| DOCUMENT EXTRACT |
--- start ---

OVERFITTING DETECTION:
  Metric Degradation Test:
    OOS_Sharpe / IS_Sharpe > 0.7 → Likely robust
    OOS_Sharpe / IS_Sharpe = 0.5-0.7 → Possible overfitting
    OOS_Sharpe / IS_Sharpe < 0.5 → Likely overfit

  Parameter Stability Test:
    Vary each parameter ±20%
    If performance collapses → overfit to exact parameter
    If performance degrades gracefully → more likely robust

  Cross-Asset Test:
    Run the same strategy on similar assets (e.g., BTC strategy on ETH)
    If it works → strategy captures a general pattern
    If it fails → may be overfit to that specific asset

Step 3: Walk-Forward Analysis

WALK-FORWARD METHOD:

  CONCEPT: Repeatedly optimize on a window, validate on the next window,
  then roll forward. Chain the OOS results for a realistic performance estimate.

  WINDOW CONFIGURATION:
    | Strategy Frequency | IS Window    | OOS Window   | Step Size   |
    |-------------------|-------------|-------------|-------------|
    | Daily trades      | 6 months     | 2 months     | 2 months    |
    | Weekly trades     | 12 months    | 3 months     | 3 months    |
    | Monthly trades    | 24 months    | 6 months     | 6 months    |

  STEP-BY-STEP:
    Window 1: IS = months 1-6,   OOS = months 7-8    → Record OOS metrics
    Window 2: IS = months 3-8,   OOS = months 9-10   → Record OOS metrics
    Window 3: IS = months 5-10,  OOS = months 11-12  → Record OOS metrics
    ...continue rolling forward...

    Final equity curve = chain of ALL OOS results (no IS data in the curve)

  VALIDATION CRITERIA:
    Walk-forward efficiency = Average(OOS_Metric) / Average(IS_Metric)

--- end ---

| SET OF TASKS |
1. Do these statements agree with the text on overfitting detection and walk-forward analysis? Answer yes or no for each, quoting the words of the text that decide it. (a) A strategy whose OOS Sharpe is 0.6 times its IS Sharpe is classed as likely robust. (b) The final equity curve contains no IS data. (c) The parameter stability test varies each parameter by ±10%.
2. In one to three sentences, explain why the walk-forward method in the text on overfitting detection chains the OOS results together.
The lines after this sentence are separate material and have no connection to the text on overfitting detection.

| RAW DATA |
--- start ---

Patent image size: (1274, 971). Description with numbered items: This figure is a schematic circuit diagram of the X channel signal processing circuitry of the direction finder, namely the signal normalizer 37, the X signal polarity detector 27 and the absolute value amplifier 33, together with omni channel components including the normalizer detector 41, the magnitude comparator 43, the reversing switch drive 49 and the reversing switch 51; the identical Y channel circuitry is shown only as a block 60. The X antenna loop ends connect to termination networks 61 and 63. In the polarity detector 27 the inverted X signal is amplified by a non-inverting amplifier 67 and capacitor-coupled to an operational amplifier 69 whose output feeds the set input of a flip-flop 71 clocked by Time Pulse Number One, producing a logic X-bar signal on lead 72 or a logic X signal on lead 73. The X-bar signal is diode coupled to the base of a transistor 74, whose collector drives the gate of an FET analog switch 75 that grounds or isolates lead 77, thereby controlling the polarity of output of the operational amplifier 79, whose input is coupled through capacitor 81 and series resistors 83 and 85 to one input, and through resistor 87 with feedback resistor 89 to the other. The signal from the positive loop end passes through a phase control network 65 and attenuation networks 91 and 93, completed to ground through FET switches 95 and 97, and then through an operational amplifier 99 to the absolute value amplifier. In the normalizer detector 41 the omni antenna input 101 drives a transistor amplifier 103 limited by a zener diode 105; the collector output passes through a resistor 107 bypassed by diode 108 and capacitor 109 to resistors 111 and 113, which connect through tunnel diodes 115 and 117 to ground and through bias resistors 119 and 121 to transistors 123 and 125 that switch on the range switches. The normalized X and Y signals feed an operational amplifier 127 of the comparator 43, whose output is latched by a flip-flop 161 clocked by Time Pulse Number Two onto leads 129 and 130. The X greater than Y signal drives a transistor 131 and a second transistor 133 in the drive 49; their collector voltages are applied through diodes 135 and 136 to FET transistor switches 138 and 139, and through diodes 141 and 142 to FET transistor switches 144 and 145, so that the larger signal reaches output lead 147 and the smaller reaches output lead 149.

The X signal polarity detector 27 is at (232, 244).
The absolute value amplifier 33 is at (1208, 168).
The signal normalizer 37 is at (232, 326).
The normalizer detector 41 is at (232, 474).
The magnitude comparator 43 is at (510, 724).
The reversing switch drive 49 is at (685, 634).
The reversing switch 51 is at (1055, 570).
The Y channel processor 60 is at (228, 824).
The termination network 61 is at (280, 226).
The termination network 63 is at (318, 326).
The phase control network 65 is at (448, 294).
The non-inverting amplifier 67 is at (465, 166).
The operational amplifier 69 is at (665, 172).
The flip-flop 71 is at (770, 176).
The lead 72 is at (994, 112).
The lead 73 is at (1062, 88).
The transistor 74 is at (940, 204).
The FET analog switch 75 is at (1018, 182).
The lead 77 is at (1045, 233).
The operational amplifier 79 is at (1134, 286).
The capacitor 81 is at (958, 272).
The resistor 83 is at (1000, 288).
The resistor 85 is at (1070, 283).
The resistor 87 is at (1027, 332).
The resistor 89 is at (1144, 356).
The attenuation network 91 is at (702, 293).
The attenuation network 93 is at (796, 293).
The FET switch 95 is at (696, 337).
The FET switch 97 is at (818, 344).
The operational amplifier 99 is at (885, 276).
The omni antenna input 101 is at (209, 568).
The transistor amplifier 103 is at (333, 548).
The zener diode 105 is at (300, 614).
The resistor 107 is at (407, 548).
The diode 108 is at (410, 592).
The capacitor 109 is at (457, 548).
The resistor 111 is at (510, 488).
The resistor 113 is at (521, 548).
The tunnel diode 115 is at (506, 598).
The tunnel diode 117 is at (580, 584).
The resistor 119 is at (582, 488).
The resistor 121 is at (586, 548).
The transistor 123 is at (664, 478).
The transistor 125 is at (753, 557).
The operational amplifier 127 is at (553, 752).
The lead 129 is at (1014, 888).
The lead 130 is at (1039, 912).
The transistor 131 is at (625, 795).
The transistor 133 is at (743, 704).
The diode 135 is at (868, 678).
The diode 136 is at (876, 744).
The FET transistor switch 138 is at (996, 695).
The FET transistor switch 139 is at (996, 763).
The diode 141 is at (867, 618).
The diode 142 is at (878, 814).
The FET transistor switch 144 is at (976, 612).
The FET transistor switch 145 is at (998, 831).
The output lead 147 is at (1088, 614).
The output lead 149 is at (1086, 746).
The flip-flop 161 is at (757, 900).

--- end ---

| TASK-BY-TASK RESULTS |
1.
(a) No: "OOS_Sharpe / IS_Sharpe = 0.5-0.7 → Possible overfitting"
(b) Yes: "Final equity curve = chain of ALL OOS results (no IS data in the curve)"
(c) No: "Vary each parameter ±20%"

2. The OOS results are chained to give a realistic performance estimate. The final equity curve is therefore built from all the OOS results, with no IS data in it.